- [What to produce]: Restate the whole listing exactly.

- [Task input]:
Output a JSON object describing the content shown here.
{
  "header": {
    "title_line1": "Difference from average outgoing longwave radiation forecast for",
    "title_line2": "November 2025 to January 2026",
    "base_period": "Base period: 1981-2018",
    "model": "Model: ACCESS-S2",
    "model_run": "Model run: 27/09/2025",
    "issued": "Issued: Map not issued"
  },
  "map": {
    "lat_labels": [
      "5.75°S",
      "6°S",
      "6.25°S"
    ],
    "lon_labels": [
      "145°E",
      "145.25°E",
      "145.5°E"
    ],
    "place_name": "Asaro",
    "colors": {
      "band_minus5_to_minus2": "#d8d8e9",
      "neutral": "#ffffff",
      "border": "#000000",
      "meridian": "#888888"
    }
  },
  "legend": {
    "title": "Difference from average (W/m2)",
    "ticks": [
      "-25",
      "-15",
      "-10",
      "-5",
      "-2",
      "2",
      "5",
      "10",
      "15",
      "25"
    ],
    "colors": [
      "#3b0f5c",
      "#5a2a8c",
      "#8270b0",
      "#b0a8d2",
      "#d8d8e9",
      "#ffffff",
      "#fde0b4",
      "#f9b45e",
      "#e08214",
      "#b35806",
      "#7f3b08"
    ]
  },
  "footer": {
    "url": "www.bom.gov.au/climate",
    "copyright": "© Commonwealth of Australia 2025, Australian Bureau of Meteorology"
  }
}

- [The output]:
Output a JSON object describing the content shown here.
{
  "header": {
    "title_line1": "Difference from average outgoing longwave radiation forecast for",
    "title_line2": "November 2025 to January 2026",
    "base_period": "Base period: 1981-2018",
    "model": "Model: ACCESS-S2",
    "model_run": "Model run: 27/09/2025",
    "issued": "Issued: Map not issued"
  },
  "map": {
    "lat_labels": [
      "5.75°S",
      "6°S",
      "6.25°S"
    ],
    "lon_labels": [
      "145°E",
      "145.25°E",
      "145.5°E"
    ],
    "place_name": "Asaro",
    "colors": {
      "band_minus5_to_minus2": "#d8d8e9",
      "neutral": "#ffffff",
      "border": "#000000",
      "meridian": "#888888"
    }
  },
  "legend": {
    "title": "Difference from average (W/m2)",
    "ticks": [
      "-25",
      "-15",
      "-10",
      "-5",
      "-2",
      "2",
      "5",
      "10",
      "15",
      "25"
    ],
    "colors": [
      "#3b0f5c",
      "#5a2a8c",
      "#8270b0",
      "#b0a8d2",
      "#d8d8e9",
      "#ffffff",
      "#fde0b4",
      "#f9b45e",
      "#e08214",
      "#b35806",
      "#7f3b08"
    ]
  },
  "footer": {
    "url": "www.bom.gov.au/climate",
    "copyright": "© Commonwealth of Australia 2025, Australian Bureau of Meteorology"
  }
}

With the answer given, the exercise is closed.